* **What this task involves**: List each line of the data in which the string "disconnect" appears.

* **Records**:
#####
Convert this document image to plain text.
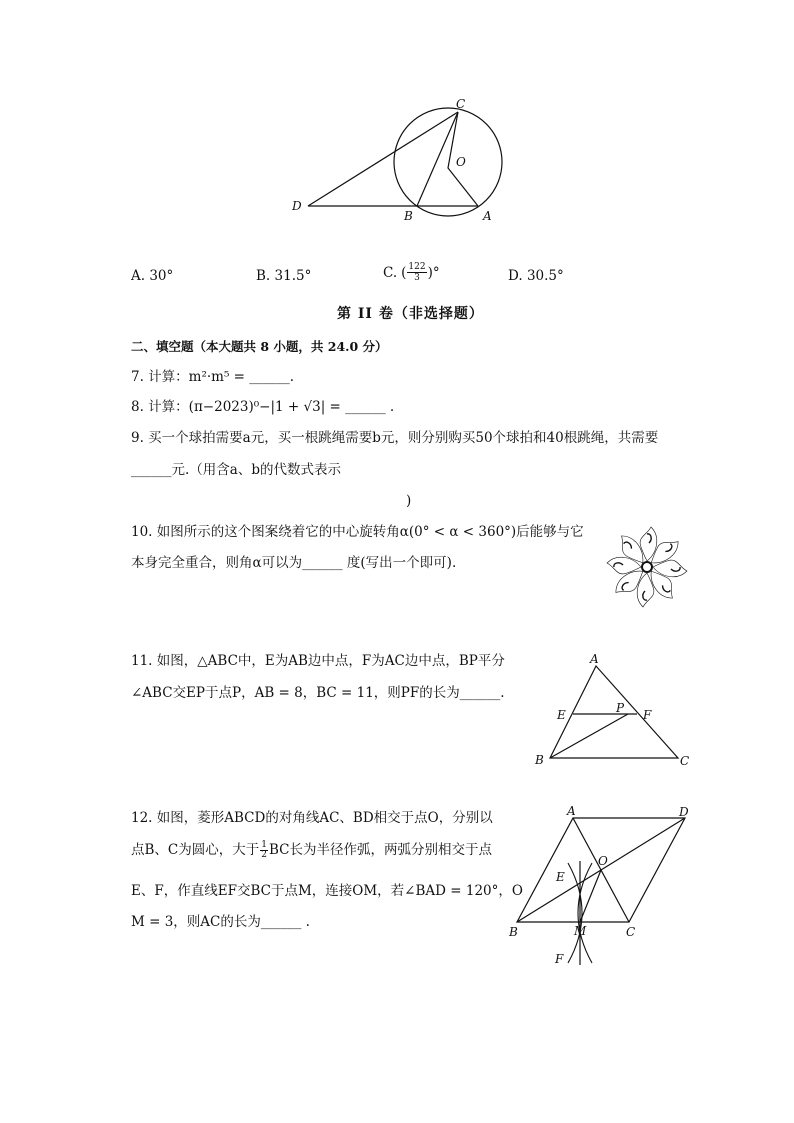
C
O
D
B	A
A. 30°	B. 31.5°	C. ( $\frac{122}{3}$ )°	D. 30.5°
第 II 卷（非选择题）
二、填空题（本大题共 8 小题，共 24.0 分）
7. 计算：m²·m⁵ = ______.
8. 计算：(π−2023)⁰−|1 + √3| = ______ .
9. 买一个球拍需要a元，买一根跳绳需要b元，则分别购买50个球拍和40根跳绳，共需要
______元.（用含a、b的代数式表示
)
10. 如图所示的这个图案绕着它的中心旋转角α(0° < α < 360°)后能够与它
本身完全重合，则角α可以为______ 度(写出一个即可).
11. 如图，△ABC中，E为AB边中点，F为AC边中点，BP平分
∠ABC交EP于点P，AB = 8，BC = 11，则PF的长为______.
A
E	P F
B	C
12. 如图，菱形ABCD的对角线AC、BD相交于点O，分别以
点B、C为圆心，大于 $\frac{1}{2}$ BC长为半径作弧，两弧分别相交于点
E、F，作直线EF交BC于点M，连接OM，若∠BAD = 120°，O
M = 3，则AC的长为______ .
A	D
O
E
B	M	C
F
#####
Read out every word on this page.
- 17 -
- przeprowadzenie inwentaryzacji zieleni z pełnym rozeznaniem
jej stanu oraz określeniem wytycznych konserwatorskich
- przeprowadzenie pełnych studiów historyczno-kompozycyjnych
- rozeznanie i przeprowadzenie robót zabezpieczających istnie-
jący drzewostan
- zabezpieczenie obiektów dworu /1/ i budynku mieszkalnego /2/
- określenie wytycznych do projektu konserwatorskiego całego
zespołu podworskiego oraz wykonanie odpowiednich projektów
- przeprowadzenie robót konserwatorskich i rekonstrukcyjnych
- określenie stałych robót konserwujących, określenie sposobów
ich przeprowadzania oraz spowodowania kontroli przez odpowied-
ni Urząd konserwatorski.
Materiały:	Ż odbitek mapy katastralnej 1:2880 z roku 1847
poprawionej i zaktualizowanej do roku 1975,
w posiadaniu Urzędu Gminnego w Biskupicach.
#####
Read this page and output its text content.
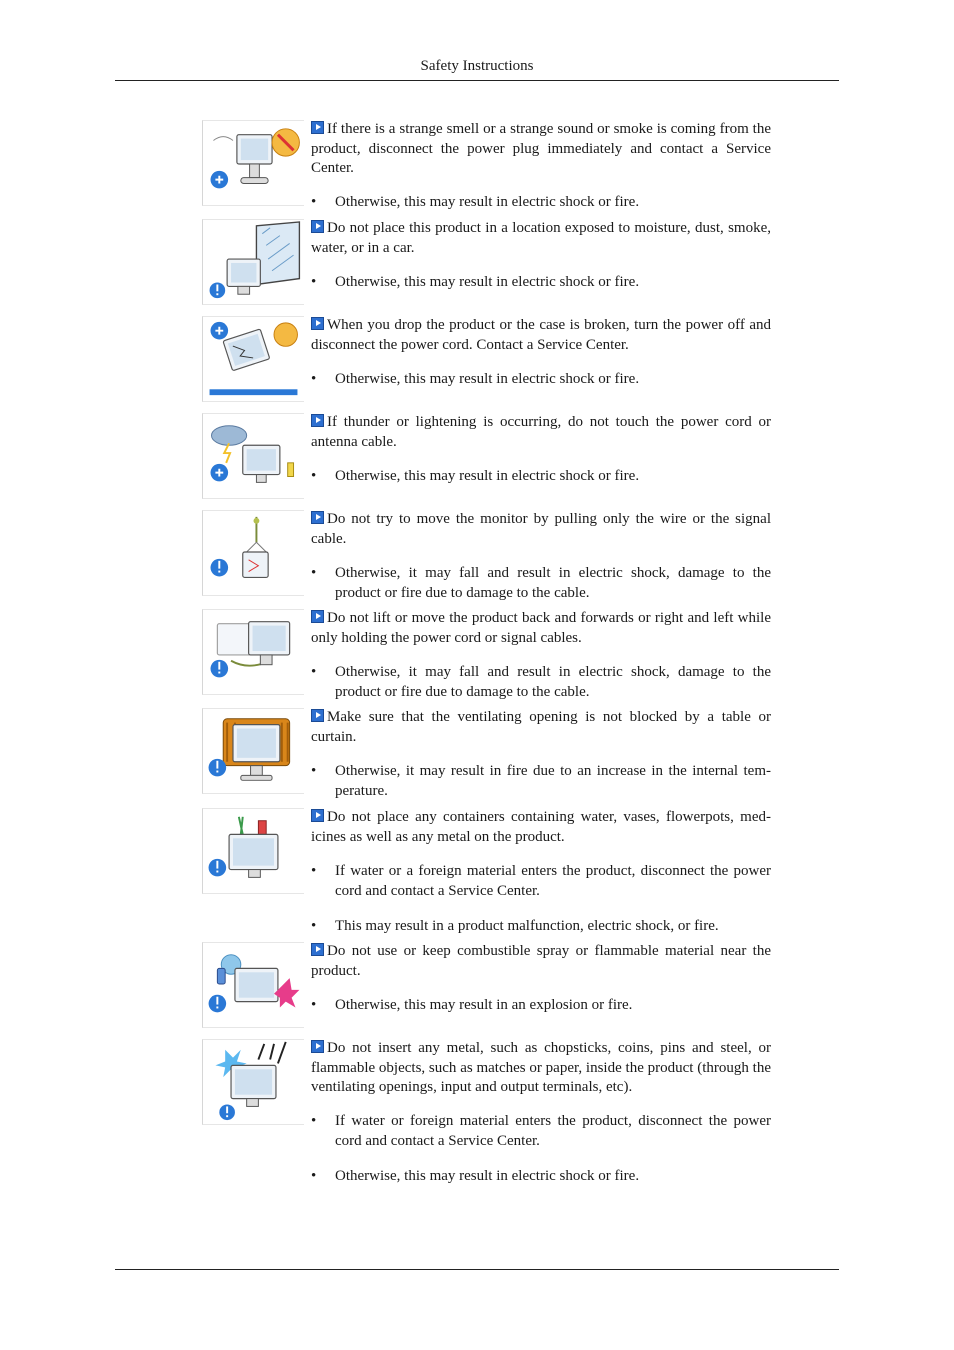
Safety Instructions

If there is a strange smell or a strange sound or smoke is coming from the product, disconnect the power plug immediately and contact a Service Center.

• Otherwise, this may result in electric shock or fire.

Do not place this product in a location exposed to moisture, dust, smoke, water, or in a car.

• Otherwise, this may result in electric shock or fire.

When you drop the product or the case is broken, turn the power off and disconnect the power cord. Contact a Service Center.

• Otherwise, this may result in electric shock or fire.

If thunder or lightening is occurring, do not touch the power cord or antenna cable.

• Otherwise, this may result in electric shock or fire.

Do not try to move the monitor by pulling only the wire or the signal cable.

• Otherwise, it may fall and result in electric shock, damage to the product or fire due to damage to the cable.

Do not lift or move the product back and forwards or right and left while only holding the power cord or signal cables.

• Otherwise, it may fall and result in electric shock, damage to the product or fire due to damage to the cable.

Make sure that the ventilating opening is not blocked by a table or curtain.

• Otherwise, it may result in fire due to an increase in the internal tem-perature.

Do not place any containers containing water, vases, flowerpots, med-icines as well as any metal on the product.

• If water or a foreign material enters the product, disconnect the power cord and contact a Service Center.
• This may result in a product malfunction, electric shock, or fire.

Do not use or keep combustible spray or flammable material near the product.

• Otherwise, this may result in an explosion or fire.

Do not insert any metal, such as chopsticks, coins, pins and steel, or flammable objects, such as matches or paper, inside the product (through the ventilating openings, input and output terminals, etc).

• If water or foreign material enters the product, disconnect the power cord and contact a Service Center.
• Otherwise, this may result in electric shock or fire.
#####
* **Expected output**:
If there is a strange smell or a strange sound or smoke is coming from the product, disconnect the power plug immediately and contact a Service Center.
When you drop the product or the case is broken, turn the power off and disconnect the power cord. Contact a Service Center.
• If water or a foreign material enters the product, disconnect the power cord and contact a Service Center.
• If water or foreign material enters the product, disconnect the power cord and contact a Service Center.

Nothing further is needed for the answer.